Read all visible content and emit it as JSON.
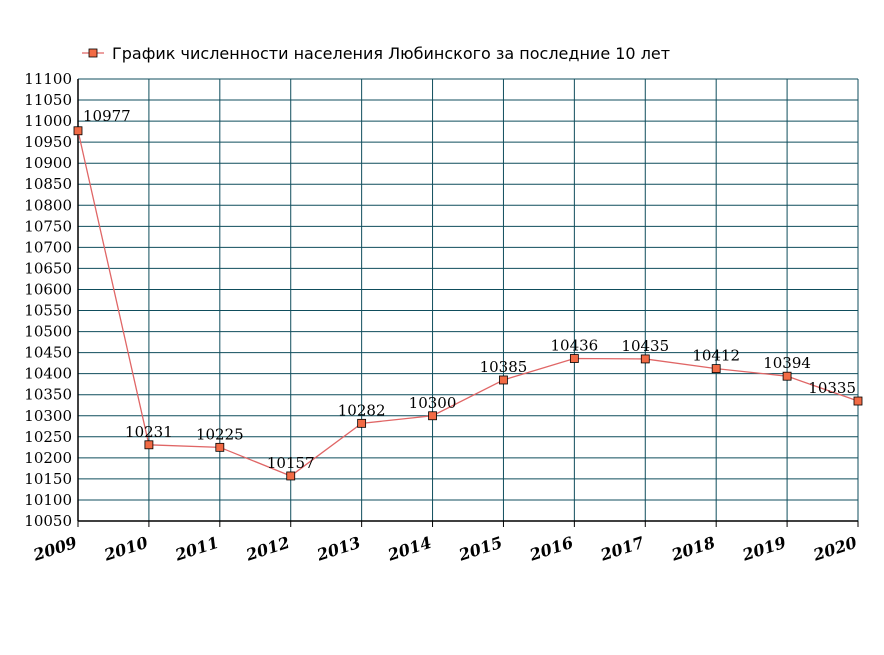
{
  "colors": {
    "line": "#e06666",
    "marker_fill": "#f26b45",
    "marker_stroke": "#000000",
    "grid": "#0f4d5c",
    "axis": "#000000"
  },
  "legend": {
    "marker_icon": "square-marker-icon"
  },
  "chart_data": {
    "type": "line",
    "title": "",
    "xlabel": "",
    "ylabel": "",
    "legend_position": "top",
    "grid": true,
    "categories": [
      "2009",
      "2010",
      "2011",
      "2012",
      "2013",
      "2014",
      "2015",
      "2016",
      "2017",
      "2018",
      "2019",
      "2020"
    ],
    "ylim": [
      10050,
      11100
    ],
    "ytick_step": 50,
    "yticks": [
      "10050",
      "10100",
      "10150",
      "10200",
      "10250",
      "10300",
      "10350",
      "10400",
      "10450",
      "10500",
      "10550",
      "10600",
      "10650",
      "10700",
      "10750",
      "10800",
      "10850",
      "10900",
      "10950",
      "11000",
      "11050",
      "11100"
    ],
    "series": [
      {
        "name": "График численности населения Любинского за последние 10 лет",
        "values": [
          10977,
          10231,
          10225,
          10157,
          10282,
          10300,
          10385,
          10436,
          10435,
          10412,
          10394,
          10335
        ],
        "data_labels": [
          "10977",
          "10231",
          "10225",
          "10157",
          "10282",
          "10300",
          "10385",
          "10436",
          "10435",
          "10412",
          "10394",
          "10335"
        ]
      }
    ]
  }
}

STATED PROBLEM » All entries must be written out again exactly as given, with no pictures in the copy.

OUTPUT BELOW »
Read all visible content and emit it as JSON.
{
  "colors": {
    "line": "#e06666",
    "marker_fill": "#f26b45",
    "marker_stroke": "#000000",
    "grid": "#0f4d5c",
    "axis": "#000000"
  },
  "legend": {
    "marker_icon": "square-marker-icon"
  },
  "chart_data": {
    "type": "line",
    "title": "",
    "xlabel": "",
    "ylabel": "",
    "legend_position": "top",
    "grid": true,
    "categories": [
      "2009",
      "2010",
      "2011",
      "2012",
      "2013",
      "2014",
      "2015",
      "2016",
      "2017",
      "2018",
      "2019",
      "2020"
    ],
    "ylim": [
      10050,
      11100
    ],
    "ytick_step": 50,
    "yticks": [
      "10050",
      "10100",
      "10150",
      "10200",
      "10250",
      "10300",
      "10350",
      "10400",
      "10450",
      "10500",
      "10550",
      "10600",
      "10650",
      "10700",
      "10750",
      "10800",
      "10850",
      "10900",
      "10950",
      "11000",
      "11050",
      "11100"
    ],
    "series": [
      {
        "name": "График численности населения Любинского за последние 10 лет",
        "values": [
          10977,
          10231,
          10225,
          10157,
          10282,
          10300,
          10385,
          10436,
          10435,
          10412,
          10394,
          10335
        ],
        "data_labels": [
          "10977",
          "10231",
          "10225",
          "10157",
          "10282",
          "10300",
          "10385",
          "10436",
          "10435",
          "10412",
          "10394",
          "10335"
        ]
      }
    ]
  }
}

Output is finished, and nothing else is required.